— START Records to use —

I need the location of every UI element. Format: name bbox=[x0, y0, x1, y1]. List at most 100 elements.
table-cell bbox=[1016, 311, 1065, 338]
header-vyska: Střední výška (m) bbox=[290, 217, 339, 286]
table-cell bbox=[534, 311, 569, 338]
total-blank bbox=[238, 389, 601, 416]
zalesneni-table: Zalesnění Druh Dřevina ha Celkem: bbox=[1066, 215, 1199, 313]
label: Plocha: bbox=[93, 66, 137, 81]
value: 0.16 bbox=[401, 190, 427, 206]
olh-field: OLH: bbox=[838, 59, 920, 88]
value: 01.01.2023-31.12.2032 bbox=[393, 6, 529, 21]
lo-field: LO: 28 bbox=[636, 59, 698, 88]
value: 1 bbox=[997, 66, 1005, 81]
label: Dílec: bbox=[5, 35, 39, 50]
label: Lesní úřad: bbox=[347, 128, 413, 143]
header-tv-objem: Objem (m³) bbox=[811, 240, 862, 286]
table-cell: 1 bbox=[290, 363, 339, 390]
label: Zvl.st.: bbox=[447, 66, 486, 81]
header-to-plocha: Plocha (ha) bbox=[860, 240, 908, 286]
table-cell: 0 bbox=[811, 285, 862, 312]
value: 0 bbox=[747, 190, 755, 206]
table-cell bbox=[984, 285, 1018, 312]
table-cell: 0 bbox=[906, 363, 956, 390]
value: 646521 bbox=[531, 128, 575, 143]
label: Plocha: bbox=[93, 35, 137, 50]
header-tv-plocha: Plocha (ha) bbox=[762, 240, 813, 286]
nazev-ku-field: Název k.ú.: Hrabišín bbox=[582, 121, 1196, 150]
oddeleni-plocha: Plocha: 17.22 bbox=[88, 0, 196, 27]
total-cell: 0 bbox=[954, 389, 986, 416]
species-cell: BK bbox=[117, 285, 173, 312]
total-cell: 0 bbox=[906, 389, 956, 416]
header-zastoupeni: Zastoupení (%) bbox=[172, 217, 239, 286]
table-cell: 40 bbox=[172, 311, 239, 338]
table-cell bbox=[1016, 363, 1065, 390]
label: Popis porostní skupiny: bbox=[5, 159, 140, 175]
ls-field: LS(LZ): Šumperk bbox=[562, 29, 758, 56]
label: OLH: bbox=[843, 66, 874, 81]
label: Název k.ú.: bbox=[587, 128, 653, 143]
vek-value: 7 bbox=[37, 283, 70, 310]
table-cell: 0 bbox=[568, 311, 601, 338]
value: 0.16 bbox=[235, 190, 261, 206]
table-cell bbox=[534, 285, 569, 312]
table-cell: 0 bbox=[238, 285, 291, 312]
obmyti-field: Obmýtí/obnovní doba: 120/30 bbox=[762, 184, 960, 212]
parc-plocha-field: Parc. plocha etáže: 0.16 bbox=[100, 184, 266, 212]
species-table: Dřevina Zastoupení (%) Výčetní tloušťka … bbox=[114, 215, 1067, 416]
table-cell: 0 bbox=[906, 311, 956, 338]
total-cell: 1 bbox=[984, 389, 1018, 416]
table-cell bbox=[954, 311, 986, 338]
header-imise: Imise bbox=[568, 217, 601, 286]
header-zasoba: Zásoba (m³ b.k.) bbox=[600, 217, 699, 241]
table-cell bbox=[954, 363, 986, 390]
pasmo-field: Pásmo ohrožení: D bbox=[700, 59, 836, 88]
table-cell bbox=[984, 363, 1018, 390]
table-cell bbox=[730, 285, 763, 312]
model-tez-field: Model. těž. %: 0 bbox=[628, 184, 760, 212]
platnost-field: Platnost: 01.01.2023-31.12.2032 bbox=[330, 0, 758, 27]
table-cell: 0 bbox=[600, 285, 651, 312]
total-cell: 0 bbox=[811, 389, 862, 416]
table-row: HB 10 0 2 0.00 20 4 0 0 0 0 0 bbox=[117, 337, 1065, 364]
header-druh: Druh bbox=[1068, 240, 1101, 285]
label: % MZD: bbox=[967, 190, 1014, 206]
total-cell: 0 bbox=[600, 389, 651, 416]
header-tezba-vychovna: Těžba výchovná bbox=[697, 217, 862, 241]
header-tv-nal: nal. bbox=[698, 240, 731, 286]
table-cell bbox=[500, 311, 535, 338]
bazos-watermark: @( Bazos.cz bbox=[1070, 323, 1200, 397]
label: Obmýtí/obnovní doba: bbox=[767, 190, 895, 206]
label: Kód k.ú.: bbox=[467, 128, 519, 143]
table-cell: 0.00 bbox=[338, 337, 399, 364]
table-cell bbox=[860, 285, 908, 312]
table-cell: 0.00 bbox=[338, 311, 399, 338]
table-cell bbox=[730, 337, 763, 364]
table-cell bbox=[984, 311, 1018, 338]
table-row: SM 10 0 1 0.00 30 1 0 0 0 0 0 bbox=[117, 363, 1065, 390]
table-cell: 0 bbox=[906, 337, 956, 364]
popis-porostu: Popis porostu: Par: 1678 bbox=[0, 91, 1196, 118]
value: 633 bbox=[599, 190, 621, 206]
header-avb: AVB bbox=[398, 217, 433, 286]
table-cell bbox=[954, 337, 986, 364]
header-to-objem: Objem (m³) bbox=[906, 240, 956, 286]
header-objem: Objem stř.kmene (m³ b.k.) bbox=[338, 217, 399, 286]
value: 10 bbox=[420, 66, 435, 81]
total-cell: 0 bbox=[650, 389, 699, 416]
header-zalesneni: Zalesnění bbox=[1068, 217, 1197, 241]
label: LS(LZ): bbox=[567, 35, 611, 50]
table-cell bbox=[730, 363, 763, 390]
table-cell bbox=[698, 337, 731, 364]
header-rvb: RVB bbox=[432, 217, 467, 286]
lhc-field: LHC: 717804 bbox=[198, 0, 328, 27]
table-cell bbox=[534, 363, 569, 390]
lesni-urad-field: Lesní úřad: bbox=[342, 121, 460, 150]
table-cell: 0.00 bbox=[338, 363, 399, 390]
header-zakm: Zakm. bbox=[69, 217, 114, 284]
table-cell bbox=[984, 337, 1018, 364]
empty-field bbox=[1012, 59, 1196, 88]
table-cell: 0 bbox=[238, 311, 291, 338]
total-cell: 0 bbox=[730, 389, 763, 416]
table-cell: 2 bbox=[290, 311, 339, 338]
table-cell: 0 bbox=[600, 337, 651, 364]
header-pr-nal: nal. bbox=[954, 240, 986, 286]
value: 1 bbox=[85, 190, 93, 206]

— END Records to use —

• Written instruction: Copy out the whole listing above exactly as it appears, line for line.

• Response:
I need the location of every UI element. Format: name bbox=[x0, y0, x1, y1]. List at most 100 elements.
table-cell bbox=[1016, 311, 1065, 338]
header-vyska: Střední výška (m) bbox=[290, 217, 339, 286]
table-cell bbox=[534, 311, 569, 338]
total-blank bbox=[238, 389, 601, 416]
zalesneni-table: Zalesnění Druh Dřevina ha Celkem: bbox=[1066, 215, 1199, 313]
label: Plocha: bbox=[93, 66, 137, 81]
value: 0.16 bbox=[401, 190, 427, 206]
olh-field: OLH: bbox=[838, 59, 920, 88]
value: 01.01.2023-31.12.2032 bbox=[393, 6, 529, 21]
lo-field: LO: 28 bbox=[636, 59, 698, 88]
value: 1 bbox=[997, 66, 1005, 81]
label: Dílec: bbox=[5, 35, 39, 50]
label: Lesní úřad: bbox=[347, 128, 413, 143]
header-tv-objem: Objem (m³) bbox=[811, 240, 862, 286]
table-cell: 1 bbox=[290, 363, 339, 390]
label: Zvl.st.: bbox=[447, 66, 486, 81]
header-to-plocha: Plocha (ha) bbox=[860, 240, 908, 286]
table-cell: 0 bbox=[811, 285, 862, 312]
value: 0 bbox=[747, 190, 755, 206]
table-cell bbox=[984, 285, 1018, 312]
table-cell: 0 bbox=[906, 363, 956, 390]
value: 646521 bbox=[531, 128, 575, 143]
label: Plocha: bbox=[93, 35, 137, 50]
header-tv-plocha: Plocha (ha) bbox=[762, 240, 813, 286]
nazev-ku-field: Název k.ú.: Hrabišín bbox=[582, 121, 1196, 150]
oddeleni-plocha: Plocha: 17.22 bbox=[88, 0, 196, 27]
total-cell: 0 bbox=[954, 389, 986, 416]
species-cell: BK bbox=[117, 285, 173, 312]
total-cell: 0 bbox=[906, 389, 956, 416]
header-zastoupeni: Zastoupení (%) bbox=[172, 217, 239, 286]
table-cell: 40 bbox=[172, 311, 239, 338]
table-cell bbox=[1016, 363, 1065, 390]
label: Popis porostní skupiny: bbox=[5, 159, 140, 175]
ls-field: LS(LZ): Šumperk bbox=[562, 29, 758, 56]
label: OLH: bbox=[843, 66, 874, 81]
label: Název k.ú.: bbox=[587, 128, 653, 143]
vek-value: 7 bbox=[37, 283, 70, 310]
table-cell: 0 bbox=[568, 311, 601, 338]
value: 0.16 bbox=[235, 190, 261, 206]
table-cell bbox=[534, 285, 569, 312]
table-cell: 0 bbox=[238, 285, 291, 312]
obmyti-field: Obmýtí/obnovní doba: 120/30 bbox=[762, 184, 960, 212]
parc-plocha-field: Parc. plocha etáže: 0.16 bbox=[100, 184, 266, 212]
species-table: Dřevina Zastoupení (%) Výčetní tloušťka … bbox=[114, 215, 1067, 416]
table-cell: 0 bbox=[906, 311, 956, 338]
total-cell: 1 bbox=[984, 389, 1018, 416]
table-cell bbox=[954, 311, 986, 338]
header-imise: Imise bbox=[568, 217, 601, 286]
header-zasoba: Zásoba (m³ b.k.) bbox=[600, 217, 699, 241]
table-cell bbox=[954, 363, 986, 390]
pasmo-field: Pásmo ohrožení: D bbox=[700, 59, 836, 88]
table-cell bbox=[984, 363, 1018, 390]
table-cell bbox=[730, 285, 763, 312]
model-tez-field: Model. těž. %: 0 bbox=[628, 184, 760, 212]
platnost-field: Platnost: 01.01.2023-31.12.2032 bbox=[330, 0, 758, 27]
table-cell: 0 bbox=[600, 285, 651, 312]
total-cell: 0 bbox=[811, 389, 862, 416]
table-row: HB 10 0 2 0.00 20 4 0 0 0 0 0 bbox=[117, 337, 1065, 364]
header-druh: Druh bbox=[1068, 240, 1101, 285]
label: % MZD: bbox=[967, 190, 1014, 206]
total-cell: 0 bbox=[600, 389, 651, 416]
header-tezba-vychovna: Těžba výchovná bbox=[697, 217, 862, 241]
header-tv-nal: nal. bbox=[698, 240, 731, 286]
table-cell bbox=[500, 311, 535, 338]
bazos-watermark: @( Bazos.cz bbox=[1070, 323, 1200, 397]
label: Obmýtí/obnovní doba: bbox=[767, 190, 895, 206]
label: Kód k.ú.: bbox=[467, 128, 519, 143]
table-cell: 0.00 bbox=[338, 337, 399, 364]
table-cell bbox=[860, 285, 908, 312]
table-cell: 0.00 bbox=[338, 311, 399, 338]
table-cell bbox=[730, 337, 763, 364]
table-cell bbox=[984, 311, 1018, 338]
table-row: SM 10 0 1 0.00 30 1 0 0 0 0 0 bbox=[117, 363, 1065, 390]
table-cell: 0 bbox=[906, 337, 956, 364]
popis-porostu: Popis porostu: Par: 1678 bbox=[0, 91, 1196, 118]
value: 633 bbox=[599, 190, 621, 206]
header-avb: AVB bbox=[398, 217, 433, 286]
table-cell bbox=[954, 337, 986, 364]
header-to-objem: Objem (m³) bbox=[906, 240, 956, 286]
header-objem: Objem stř.kmene (m³ b.k.) bbox=[338, 217, 399, 286]
value: 10 bbox=[420, 66, 435, 81]
total-cell: 0 bbox=[650, 389, 699, 416]
header-zalesneni: Zalesnění bbox=[1068, 217, 1197, 241]
label: LS(LZ): bbox=[567, 35, 611, 50]
table-cell bbox=[730, 363, 763, 390]
table-cell bbox=[698, 337, 731, 364]
header-rvb: RVB bbox=[432, 217, 467, 286]
lhc-field: LHC: 717804 bbox=[198, 0, 328, 27]
table-cell bbox=[534, 363, 569, 390]
lesni-urad-field: Lesní úřad: bbox=[342, 121, 460, 150]
table-cell: 0.00 bbox=[338, 363, 399, 390]
header-zakm: Zakm. bbox=[69, 217, 114, 284]
table-cell bbox=[984, 337, 1018, 364]
empty-field bbox=[1012, 59, 1196, 88]
table-cell: 0 bbox=[238, 311, 291, 338]
total-cell: 0 bbox=[730, 389, 763, 416]
table-cell: 2 bbox=[290, 311, 339, 338]
table-cell: 0 bbox=[600, 337, 651, 364]
header-pr-nal: nal. bbox=[954, 240, 986, 286]
value: 1 bbox=[85, 190, 93, 206]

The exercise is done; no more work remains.